# [Task requirements]
From the data that follows, report how many lines hold the string "Quest", giving only the number.

# [Supplied records]
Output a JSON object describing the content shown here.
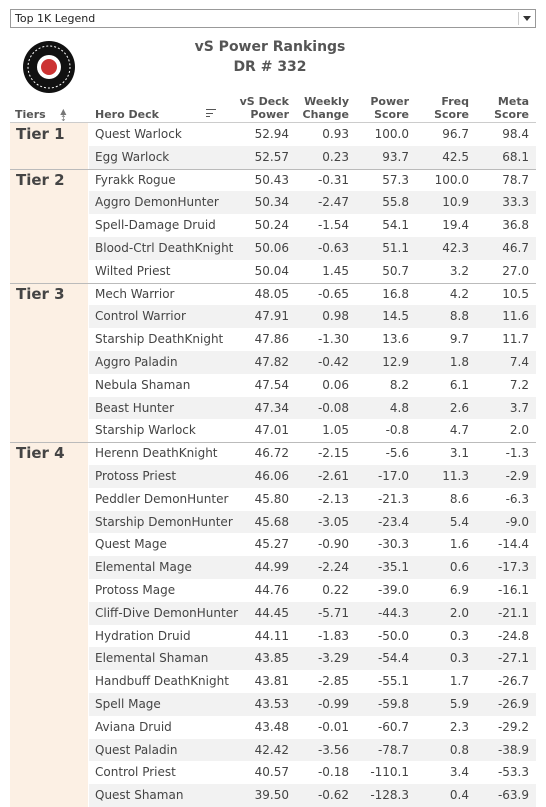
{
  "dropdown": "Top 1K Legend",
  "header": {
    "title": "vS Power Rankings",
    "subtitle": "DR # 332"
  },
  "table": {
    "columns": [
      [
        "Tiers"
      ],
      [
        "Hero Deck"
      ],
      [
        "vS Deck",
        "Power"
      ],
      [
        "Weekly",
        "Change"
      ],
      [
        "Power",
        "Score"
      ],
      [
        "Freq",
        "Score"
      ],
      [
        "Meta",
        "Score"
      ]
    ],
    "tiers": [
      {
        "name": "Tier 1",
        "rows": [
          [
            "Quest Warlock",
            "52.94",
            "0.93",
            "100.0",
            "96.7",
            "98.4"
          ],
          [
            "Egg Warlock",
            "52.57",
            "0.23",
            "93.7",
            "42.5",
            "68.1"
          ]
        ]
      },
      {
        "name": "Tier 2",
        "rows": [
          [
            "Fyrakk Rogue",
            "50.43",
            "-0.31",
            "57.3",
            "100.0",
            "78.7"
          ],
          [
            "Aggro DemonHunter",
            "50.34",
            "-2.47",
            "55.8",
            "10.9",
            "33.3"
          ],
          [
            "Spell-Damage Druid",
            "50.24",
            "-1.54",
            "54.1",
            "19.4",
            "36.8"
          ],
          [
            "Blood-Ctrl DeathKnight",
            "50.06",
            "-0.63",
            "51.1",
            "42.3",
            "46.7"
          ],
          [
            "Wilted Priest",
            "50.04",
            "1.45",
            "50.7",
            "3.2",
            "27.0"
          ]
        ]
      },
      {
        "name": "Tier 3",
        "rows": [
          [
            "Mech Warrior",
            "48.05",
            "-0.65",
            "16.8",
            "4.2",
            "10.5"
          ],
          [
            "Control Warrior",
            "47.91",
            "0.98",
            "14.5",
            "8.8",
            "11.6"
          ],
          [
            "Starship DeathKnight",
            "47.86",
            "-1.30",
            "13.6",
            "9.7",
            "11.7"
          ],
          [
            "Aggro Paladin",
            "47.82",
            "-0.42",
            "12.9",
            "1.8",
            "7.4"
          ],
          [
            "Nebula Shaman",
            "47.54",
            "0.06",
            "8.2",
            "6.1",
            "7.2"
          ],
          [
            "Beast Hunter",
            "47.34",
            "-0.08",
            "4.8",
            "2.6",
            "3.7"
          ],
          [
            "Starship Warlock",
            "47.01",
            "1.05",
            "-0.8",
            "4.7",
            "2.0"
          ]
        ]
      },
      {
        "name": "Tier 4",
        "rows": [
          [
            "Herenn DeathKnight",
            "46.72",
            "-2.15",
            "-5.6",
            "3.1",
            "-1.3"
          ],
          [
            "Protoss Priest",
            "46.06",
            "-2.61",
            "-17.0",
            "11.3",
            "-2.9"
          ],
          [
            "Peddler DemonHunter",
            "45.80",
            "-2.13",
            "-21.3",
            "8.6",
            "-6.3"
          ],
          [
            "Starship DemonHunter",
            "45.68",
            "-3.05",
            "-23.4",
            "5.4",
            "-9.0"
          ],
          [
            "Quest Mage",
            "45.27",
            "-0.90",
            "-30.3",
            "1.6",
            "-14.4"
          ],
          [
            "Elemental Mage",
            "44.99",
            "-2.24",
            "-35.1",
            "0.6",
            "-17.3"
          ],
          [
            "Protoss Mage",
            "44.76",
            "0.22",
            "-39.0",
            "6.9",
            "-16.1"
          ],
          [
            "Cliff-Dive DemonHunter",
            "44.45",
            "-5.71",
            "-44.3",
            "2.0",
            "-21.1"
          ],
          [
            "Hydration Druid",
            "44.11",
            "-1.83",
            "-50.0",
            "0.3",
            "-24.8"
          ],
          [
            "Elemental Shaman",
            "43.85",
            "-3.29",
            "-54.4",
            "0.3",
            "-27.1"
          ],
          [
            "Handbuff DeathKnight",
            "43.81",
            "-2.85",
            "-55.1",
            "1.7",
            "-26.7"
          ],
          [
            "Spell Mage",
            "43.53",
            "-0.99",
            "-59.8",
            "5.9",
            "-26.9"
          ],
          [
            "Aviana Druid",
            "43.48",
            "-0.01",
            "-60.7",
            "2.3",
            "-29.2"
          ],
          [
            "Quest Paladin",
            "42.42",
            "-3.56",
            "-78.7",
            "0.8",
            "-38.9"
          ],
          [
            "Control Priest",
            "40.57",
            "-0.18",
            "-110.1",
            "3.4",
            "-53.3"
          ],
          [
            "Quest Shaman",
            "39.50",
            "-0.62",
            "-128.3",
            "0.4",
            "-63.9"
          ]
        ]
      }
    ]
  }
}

...

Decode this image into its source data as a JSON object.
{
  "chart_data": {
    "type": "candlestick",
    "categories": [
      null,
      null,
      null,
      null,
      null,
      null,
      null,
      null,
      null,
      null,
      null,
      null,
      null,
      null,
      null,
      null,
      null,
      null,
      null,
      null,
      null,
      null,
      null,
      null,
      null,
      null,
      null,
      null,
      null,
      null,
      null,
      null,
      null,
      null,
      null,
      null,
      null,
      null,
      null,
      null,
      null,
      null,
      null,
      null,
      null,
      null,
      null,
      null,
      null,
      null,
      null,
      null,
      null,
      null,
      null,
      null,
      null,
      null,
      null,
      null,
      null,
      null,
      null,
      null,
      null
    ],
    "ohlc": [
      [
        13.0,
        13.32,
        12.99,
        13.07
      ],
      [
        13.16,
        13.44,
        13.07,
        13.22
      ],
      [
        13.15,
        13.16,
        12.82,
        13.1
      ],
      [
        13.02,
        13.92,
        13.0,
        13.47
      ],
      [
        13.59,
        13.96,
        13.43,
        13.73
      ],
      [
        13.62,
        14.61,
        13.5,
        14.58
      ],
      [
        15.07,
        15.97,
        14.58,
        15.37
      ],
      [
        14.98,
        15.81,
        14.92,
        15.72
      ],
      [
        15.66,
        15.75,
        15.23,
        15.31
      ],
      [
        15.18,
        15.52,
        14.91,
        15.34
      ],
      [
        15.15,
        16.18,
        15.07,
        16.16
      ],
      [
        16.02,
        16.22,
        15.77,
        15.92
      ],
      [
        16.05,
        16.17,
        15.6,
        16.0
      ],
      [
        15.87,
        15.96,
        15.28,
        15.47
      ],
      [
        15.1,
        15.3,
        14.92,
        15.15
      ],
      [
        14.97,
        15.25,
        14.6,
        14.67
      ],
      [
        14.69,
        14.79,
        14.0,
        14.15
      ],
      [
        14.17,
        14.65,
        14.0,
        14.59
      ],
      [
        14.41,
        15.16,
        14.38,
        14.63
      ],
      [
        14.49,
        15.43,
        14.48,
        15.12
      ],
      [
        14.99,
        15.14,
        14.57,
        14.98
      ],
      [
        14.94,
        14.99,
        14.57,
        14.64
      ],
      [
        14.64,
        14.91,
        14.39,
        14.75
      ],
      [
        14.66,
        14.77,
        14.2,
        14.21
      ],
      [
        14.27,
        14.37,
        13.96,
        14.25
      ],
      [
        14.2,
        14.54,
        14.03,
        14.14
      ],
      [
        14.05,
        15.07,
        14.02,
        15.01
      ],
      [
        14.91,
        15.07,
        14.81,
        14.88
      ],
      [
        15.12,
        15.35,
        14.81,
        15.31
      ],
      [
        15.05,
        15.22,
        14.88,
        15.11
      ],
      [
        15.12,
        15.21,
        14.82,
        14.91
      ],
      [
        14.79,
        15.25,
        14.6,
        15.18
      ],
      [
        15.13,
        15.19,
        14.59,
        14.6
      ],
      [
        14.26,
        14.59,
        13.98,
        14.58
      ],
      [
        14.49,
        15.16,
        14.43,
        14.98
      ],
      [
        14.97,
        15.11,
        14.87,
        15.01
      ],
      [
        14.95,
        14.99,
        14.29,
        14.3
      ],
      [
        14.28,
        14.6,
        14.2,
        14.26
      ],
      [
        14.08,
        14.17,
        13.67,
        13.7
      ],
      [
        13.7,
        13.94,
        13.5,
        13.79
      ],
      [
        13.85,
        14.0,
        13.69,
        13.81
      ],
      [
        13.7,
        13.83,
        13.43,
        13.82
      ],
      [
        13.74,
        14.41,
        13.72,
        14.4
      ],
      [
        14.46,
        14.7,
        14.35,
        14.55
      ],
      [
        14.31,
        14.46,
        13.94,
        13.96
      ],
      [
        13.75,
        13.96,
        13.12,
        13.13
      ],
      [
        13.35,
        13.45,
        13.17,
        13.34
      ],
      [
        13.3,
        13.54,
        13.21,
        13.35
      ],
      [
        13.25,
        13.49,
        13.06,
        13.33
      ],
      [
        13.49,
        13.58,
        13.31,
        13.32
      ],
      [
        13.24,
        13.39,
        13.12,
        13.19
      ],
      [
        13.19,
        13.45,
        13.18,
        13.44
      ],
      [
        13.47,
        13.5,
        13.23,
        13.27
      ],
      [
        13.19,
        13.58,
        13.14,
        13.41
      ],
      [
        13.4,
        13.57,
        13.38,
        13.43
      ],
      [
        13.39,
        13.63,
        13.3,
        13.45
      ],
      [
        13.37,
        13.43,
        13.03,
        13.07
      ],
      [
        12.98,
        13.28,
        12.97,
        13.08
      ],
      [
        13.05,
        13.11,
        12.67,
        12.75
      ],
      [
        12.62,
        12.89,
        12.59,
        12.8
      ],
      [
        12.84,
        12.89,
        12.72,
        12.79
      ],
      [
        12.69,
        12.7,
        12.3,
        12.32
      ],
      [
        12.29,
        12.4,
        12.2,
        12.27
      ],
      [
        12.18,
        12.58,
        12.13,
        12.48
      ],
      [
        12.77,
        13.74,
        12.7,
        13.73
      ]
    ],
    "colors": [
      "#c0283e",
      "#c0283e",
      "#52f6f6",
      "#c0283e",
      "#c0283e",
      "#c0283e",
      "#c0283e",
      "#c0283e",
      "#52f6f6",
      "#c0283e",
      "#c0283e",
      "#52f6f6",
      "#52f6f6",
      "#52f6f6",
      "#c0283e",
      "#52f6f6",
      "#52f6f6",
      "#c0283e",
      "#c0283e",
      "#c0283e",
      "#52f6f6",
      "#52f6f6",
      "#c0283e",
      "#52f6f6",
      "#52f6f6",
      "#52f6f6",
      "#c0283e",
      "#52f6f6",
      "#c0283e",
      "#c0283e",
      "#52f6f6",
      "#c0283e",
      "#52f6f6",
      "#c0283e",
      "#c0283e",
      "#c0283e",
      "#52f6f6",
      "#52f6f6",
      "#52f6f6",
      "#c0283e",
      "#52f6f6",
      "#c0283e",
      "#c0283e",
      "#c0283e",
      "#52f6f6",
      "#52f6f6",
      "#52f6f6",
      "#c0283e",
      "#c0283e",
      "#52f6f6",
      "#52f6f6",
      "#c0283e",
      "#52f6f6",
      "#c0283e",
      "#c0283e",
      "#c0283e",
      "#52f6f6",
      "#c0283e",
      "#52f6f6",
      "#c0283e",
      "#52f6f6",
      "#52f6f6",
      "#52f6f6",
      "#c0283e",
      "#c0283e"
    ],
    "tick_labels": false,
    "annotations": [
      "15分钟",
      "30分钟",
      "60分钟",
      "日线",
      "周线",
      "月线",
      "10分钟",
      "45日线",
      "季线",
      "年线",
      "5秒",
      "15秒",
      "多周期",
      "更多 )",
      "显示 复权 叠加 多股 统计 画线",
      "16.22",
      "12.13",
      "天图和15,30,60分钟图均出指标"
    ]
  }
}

---

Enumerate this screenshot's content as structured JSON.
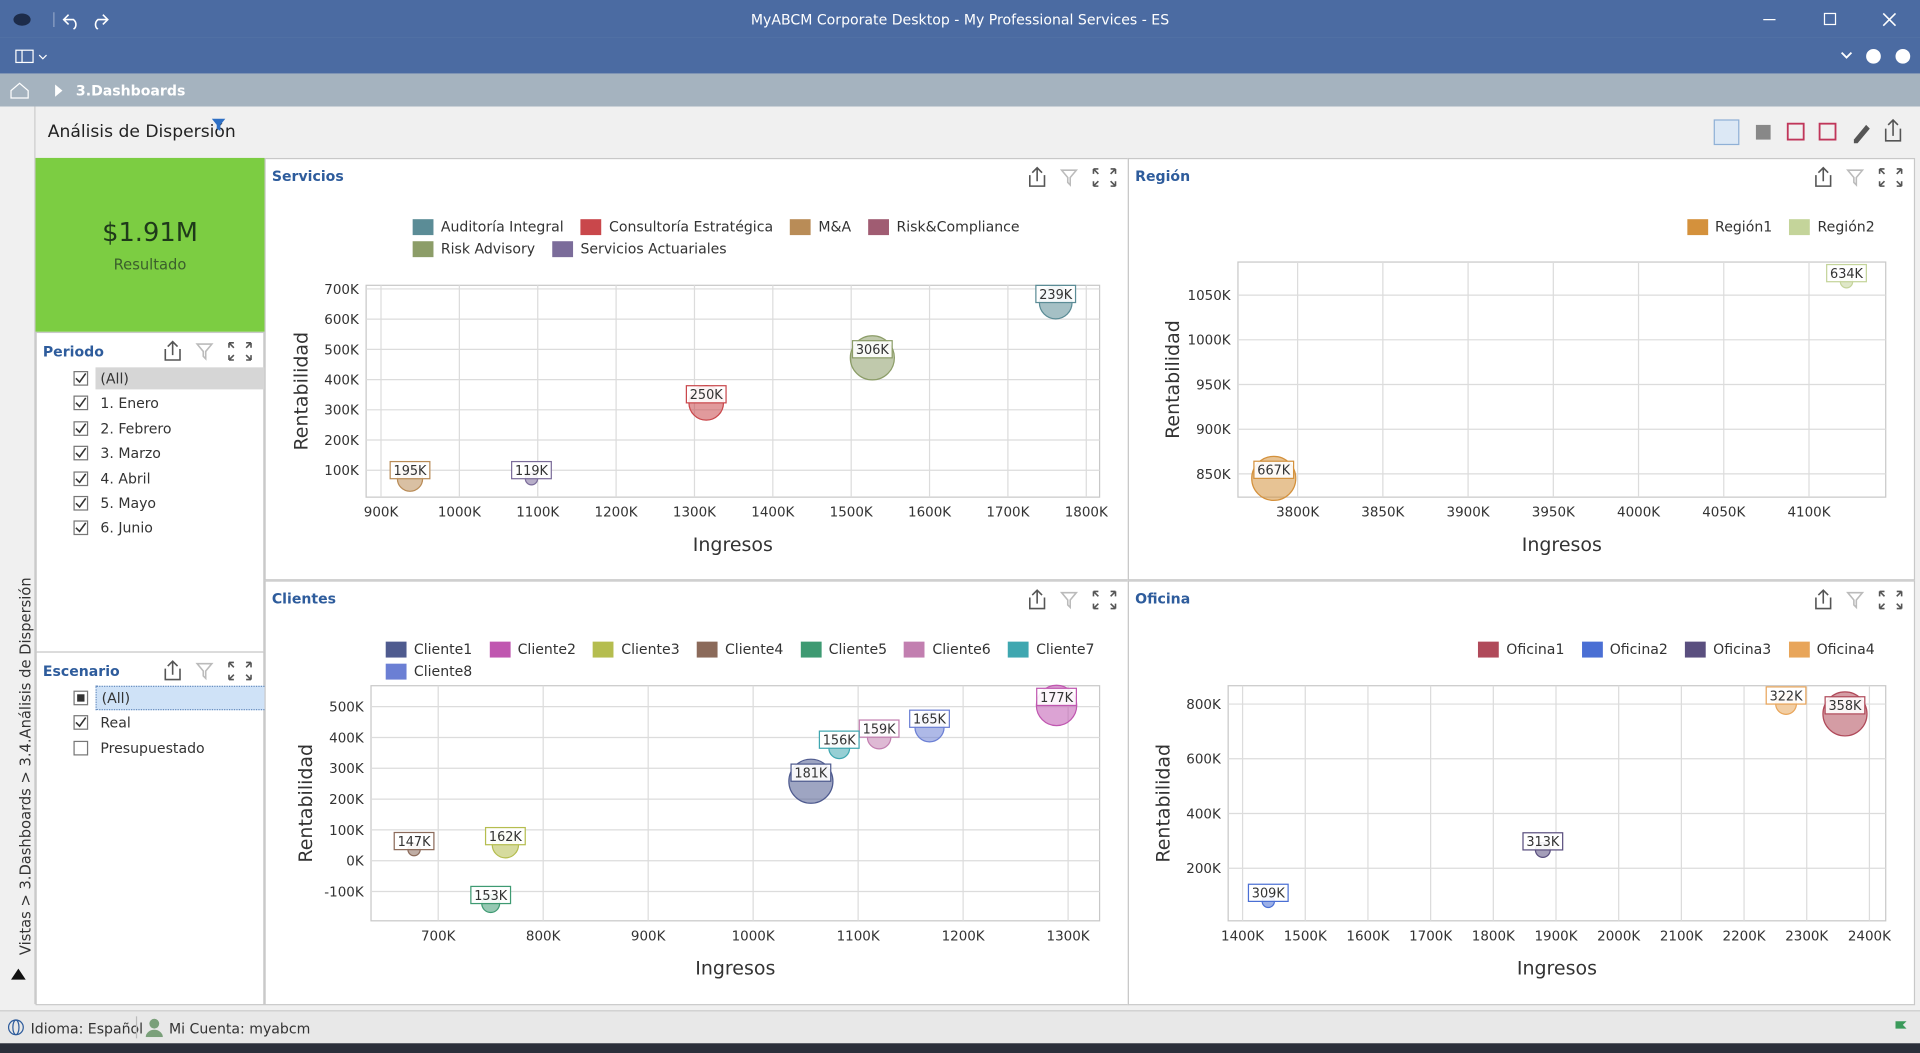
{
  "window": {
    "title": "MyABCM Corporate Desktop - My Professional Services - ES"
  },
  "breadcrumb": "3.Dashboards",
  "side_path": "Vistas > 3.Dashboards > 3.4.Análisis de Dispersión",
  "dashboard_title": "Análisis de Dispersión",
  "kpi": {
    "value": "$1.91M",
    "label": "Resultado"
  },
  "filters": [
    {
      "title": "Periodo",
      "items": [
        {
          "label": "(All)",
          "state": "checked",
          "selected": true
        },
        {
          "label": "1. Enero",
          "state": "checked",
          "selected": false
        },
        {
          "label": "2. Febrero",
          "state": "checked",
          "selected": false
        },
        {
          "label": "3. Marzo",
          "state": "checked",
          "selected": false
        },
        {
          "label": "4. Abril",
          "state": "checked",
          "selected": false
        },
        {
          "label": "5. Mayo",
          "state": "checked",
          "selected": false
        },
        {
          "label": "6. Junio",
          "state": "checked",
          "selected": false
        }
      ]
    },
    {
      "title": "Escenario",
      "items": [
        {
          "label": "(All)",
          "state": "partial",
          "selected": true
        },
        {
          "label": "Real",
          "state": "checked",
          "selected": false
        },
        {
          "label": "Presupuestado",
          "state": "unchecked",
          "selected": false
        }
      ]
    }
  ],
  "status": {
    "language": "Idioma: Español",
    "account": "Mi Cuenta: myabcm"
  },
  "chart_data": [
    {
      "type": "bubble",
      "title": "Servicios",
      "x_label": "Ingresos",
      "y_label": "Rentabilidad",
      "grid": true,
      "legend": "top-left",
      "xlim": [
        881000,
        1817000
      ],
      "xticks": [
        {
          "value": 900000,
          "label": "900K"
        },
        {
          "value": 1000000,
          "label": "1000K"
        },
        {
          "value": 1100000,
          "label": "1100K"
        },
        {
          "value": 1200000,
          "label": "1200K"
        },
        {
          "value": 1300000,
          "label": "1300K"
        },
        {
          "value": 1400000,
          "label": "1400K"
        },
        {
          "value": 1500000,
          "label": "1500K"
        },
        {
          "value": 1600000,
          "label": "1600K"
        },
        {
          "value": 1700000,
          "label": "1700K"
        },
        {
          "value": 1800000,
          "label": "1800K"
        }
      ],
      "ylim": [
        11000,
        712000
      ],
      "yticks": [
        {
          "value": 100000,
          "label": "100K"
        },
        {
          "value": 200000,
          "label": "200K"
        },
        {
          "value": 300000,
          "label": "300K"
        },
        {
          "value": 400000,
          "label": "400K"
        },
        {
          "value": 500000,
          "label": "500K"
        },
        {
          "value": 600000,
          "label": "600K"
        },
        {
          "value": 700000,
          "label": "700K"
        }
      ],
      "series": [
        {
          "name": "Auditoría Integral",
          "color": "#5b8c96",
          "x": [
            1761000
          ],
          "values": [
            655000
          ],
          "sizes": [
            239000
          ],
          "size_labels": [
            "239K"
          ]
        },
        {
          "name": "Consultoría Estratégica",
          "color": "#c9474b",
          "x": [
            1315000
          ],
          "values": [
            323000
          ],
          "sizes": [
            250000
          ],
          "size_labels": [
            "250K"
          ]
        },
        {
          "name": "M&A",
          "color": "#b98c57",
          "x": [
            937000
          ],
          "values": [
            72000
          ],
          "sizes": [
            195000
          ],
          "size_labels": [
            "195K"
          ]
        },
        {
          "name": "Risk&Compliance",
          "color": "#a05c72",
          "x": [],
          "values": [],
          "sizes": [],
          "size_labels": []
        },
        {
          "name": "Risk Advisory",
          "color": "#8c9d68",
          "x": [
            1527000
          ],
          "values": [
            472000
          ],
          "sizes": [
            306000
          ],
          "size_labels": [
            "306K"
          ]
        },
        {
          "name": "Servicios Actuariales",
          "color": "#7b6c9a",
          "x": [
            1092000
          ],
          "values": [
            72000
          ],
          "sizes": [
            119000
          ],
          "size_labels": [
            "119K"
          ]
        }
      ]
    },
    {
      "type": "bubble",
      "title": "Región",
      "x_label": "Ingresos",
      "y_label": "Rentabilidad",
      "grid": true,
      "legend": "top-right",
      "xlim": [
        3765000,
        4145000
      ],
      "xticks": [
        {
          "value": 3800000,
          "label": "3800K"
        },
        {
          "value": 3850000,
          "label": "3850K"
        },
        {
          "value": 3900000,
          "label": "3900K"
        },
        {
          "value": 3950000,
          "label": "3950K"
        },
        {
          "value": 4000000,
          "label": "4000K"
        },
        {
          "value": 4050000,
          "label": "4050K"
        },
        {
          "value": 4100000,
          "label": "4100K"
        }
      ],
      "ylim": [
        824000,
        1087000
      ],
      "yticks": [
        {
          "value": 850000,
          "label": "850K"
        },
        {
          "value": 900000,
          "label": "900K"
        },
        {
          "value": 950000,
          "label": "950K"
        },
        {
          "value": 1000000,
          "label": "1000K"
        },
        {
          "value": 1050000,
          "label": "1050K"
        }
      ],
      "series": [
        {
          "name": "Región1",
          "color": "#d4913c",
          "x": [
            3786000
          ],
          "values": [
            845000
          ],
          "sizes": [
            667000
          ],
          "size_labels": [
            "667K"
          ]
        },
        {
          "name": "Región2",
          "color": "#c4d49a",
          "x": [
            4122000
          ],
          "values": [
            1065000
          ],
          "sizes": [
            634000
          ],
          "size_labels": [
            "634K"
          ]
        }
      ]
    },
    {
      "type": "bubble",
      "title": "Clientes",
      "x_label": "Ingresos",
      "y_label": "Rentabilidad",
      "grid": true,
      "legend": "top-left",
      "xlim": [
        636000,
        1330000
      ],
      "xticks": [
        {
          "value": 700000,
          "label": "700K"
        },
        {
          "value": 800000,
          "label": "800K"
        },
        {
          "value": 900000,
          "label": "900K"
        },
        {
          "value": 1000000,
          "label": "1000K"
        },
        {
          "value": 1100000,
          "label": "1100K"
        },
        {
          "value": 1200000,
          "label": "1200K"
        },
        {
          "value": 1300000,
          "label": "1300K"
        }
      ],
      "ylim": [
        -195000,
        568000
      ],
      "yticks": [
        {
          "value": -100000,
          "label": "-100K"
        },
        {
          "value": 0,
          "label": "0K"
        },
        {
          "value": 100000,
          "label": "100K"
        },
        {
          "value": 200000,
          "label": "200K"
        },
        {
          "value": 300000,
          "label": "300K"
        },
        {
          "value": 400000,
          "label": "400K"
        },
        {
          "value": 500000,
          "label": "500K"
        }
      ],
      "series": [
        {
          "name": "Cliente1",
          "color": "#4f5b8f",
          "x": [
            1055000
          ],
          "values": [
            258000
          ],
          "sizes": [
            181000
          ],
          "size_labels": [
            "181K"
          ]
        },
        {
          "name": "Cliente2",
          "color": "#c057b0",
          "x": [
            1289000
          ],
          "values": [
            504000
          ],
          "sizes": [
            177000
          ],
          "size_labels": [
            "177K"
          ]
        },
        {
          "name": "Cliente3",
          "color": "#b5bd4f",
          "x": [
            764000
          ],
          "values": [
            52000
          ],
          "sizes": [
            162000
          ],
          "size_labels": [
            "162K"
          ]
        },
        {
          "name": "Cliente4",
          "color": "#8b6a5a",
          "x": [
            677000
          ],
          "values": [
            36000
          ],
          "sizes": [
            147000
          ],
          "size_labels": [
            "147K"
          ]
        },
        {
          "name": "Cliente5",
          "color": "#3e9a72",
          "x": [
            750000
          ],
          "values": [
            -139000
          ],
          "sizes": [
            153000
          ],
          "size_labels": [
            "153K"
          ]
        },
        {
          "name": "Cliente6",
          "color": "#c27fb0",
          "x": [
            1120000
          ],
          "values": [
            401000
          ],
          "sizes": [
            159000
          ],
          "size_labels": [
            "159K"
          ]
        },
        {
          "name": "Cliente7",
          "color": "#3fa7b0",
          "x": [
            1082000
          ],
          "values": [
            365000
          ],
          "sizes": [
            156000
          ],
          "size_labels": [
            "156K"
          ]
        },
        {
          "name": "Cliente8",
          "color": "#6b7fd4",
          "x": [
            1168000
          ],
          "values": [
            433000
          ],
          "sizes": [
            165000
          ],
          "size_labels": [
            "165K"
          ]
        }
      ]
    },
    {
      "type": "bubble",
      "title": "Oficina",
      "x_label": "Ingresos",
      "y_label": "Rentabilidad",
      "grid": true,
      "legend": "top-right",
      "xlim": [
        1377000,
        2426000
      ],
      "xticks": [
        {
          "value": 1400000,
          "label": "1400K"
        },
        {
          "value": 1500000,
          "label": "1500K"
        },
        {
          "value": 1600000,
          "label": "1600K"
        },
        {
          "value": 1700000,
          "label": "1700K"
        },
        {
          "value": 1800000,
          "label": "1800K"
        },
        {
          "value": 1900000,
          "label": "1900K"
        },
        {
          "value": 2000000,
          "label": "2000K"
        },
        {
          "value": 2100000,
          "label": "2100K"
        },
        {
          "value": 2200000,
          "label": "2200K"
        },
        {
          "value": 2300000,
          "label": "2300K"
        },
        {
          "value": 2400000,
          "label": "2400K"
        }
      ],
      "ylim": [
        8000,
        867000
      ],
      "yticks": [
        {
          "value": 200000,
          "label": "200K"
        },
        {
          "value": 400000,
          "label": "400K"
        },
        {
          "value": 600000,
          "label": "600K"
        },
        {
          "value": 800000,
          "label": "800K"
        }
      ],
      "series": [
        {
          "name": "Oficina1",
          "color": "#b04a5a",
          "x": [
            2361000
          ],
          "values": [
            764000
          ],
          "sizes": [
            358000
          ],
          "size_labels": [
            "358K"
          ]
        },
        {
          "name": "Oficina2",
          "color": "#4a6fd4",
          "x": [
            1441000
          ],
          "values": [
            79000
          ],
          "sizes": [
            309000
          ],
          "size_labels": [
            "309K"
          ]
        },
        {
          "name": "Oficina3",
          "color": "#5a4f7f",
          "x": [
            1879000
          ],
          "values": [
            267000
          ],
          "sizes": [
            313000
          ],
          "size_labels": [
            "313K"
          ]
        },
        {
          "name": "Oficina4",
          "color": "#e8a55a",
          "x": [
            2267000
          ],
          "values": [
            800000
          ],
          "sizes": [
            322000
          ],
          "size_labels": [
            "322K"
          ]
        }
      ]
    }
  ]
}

# [Worked solution]
4